• [STATED EXERCISE]: From the line containing "Transcribe the text in this document." to the end of the listing, write out every line exactly; leave out everything else.

• [DATASET CONTENT]:
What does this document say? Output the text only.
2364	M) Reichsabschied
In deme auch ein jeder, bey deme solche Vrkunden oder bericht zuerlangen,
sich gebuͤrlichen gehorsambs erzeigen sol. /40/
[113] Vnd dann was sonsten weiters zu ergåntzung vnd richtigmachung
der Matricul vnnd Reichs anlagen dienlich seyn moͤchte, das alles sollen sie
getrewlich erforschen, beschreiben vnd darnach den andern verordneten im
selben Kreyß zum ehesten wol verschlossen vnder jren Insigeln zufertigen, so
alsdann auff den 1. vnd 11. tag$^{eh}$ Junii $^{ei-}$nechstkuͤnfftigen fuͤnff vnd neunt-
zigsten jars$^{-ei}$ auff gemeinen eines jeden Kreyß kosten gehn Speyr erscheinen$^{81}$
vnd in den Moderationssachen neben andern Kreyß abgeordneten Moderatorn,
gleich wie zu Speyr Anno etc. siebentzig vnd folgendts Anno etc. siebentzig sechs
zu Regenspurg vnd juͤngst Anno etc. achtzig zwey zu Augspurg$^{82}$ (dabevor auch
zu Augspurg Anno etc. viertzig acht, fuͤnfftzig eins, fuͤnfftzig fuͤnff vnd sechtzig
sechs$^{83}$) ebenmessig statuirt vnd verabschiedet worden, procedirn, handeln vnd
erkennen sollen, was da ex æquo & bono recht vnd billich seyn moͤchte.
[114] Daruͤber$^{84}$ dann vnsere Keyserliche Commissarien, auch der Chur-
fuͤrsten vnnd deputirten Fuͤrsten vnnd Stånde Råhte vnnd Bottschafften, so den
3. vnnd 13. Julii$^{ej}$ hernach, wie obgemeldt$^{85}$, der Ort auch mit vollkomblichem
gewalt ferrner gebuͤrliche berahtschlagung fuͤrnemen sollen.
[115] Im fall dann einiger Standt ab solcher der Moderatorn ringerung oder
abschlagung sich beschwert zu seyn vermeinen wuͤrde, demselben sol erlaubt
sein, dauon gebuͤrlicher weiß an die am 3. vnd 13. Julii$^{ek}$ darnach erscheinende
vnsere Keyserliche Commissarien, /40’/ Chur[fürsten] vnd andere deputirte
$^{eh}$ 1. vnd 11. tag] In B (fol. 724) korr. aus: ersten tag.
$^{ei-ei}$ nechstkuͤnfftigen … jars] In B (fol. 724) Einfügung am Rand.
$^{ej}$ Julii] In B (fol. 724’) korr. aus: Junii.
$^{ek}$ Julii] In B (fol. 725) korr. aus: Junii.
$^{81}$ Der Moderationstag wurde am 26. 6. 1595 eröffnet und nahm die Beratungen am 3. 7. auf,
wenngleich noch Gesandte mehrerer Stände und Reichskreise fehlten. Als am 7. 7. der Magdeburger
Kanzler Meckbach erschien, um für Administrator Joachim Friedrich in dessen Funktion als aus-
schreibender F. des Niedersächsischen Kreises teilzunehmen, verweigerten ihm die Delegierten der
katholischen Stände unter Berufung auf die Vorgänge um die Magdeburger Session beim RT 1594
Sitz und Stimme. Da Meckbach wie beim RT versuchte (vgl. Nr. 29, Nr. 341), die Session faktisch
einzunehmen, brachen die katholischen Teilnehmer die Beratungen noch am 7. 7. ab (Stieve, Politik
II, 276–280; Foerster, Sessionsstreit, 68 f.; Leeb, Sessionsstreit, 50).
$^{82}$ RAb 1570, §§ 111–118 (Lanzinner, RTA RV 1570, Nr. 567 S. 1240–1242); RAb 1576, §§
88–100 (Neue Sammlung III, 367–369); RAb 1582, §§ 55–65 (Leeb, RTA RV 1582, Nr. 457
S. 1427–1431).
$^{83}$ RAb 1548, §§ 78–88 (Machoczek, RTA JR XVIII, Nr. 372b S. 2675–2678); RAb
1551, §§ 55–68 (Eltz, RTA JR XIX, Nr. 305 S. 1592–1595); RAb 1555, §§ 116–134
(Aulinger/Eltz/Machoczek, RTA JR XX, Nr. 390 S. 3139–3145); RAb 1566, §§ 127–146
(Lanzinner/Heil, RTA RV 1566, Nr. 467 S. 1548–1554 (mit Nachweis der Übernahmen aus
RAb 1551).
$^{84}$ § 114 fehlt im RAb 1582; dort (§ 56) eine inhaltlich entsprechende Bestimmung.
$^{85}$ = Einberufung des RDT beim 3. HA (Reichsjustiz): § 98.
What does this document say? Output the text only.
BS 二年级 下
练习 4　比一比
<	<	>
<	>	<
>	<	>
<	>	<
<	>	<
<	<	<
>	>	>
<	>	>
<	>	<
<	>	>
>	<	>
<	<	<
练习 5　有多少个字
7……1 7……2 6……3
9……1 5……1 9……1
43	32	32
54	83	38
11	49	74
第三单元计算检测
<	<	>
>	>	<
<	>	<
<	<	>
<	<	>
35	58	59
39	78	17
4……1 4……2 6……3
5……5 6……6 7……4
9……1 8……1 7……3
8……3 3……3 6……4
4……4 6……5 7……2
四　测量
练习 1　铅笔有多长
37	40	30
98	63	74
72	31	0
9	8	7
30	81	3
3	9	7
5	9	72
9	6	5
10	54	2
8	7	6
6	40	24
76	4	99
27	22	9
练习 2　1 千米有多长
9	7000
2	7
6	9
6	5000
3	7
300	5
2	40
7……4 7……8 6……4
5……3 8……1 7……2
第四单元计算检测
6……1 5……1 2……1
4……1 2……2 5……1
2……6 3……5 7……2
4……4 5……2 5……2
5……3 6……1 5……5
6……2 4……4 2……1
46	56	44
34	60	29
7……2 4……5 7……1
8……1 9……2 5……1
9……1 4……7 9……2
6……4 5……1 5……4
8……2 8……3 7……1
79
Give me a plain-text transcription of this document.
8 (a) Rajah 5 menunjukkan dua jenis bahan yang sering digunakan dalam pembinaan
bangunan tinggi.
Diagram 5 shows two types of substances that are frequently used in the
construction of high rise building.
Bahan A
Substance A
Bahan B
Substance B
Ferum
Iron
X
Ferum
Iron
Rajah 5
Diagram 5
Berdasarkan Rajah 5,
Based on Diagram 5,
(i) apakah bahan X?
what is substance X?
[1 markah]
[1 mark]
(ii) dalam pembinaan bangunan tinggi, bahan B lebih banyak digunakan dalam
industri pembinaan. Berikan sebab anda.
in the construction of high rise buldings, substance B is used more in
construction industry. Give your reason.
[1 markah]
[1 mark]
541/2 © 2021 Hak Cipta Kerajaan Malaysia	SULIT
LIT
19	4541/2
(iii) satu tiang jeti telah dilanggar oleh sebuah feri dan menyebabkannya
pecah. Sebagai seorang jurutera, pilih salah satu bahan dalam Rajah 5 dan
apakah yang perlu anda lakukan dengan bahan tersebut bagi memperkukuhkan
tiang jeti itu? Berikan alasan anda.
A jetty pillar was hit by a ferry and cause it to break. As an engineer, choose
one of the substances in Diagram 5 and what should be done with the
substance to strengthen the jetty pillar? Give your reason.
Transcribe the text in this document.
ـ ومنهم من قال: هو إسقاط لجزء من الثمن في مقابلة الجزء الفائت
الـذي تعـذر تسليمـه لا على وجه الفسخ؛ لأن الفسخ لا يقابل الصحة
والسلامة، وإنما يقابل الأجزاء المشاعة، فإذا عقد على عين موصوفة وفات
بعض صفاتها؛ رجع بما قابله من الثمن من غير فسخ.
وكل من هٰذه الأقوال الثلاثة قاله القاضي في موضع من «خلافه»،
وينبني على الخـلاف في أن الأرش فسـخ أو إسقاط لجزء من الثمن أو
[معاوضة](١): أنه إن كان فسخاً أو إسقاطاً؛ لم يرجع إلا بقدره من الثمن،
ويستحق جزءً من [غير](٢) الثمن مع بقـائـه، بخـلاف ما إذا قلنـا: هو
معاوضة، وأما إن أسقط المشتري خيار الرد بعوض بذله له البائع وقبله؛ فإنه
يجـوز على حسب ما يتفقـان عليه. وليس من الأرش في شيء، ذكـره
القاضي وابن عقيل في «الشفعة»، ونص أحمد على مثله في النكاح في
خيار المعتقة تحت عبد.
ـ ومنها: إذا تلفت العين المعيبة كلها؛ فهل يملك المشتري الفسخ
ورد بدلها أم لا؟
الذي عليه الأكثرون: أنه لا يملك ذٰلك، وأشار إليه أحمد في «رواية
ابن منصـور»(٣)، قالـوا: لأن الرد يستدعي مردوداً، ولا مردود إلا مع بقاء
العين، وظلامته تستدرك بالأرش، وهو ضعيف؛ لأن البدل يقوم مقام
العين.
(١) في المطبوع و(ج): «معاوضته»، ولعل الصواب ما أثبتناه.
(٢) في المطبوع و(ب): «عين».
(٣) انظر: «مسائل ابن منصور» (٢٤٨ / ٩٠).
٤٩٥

• [TASK SOLUTION]:
Transcribe the text in this document.
ـ ومنهم من قال: هو إسقاط لجزء من الثمن في مقابلة الجزء الفائت
الـذي تعـذر تسليمـه لا على وجه الفسخ؛ لأن الفسخ لا يقابل الصحة
والسلامة، وإنما يقابل الأجزاء المشاعة، فإذا عقد على عين موصوفة وفات
بعض صفاتها؛ رجع بما قابله من الثمن من غير فسخ.
وكل من هٰذه الأقوال الثلاثة قاله القاضي في موضع من «خلافه»،
وينبني على الخـلاف في أن الأرش فسـخ أو إسقاط لجزء من الثمن أو
[معاوضة](١): أنه إن كان فسخاً أو إسقاطاً؛ لم يرجع إلا بقدره من الثمن،
ويستحق جزءً من [غير](٢) الثمن مع بقـائـه، بخـلاف ما إذا قلنـا: هو
معاوضة، وأما إن أسقط المشتري خيار الرد بعوض بذله له البائع وقبله؛ فإنه
يجـوز على حسب ما يتفقـان عليه. وليس من الأرش في شيء، ذكـره
القاضي وابن عقيل في «الشفعة»، ونص أحمد على مثله في النكاح في
خيار المعتقة تحت عبد.
ـ ومنها: إذا تلفت العين المعيبة كلها؛ فهل يملك المشتري الفسخ
ورد بدلها أم لا؟
الذي عليه الأكثرون: أنه لا يملك ذٰلك، وأشار إليه أحمد في «رواية
ابن منصـور»(٣)، قالـوا: لأن الرد يستدعي مردوداً، ولا مردود إلا مع بقاء
العين، وظلامته تستدرك بالأرش، وهو ضعيف؛ لأن البدل يقوم مقام
العين.
(١) في المطبوع و(ج): «معاوضته»، ولعل الصواب ما أثبتناه.
(٢) في المطبوع و(ب): «عين».
(٣) انظر: «مسائل ابن منصور» (٢٤٨ / ٩٠).
٤٩٥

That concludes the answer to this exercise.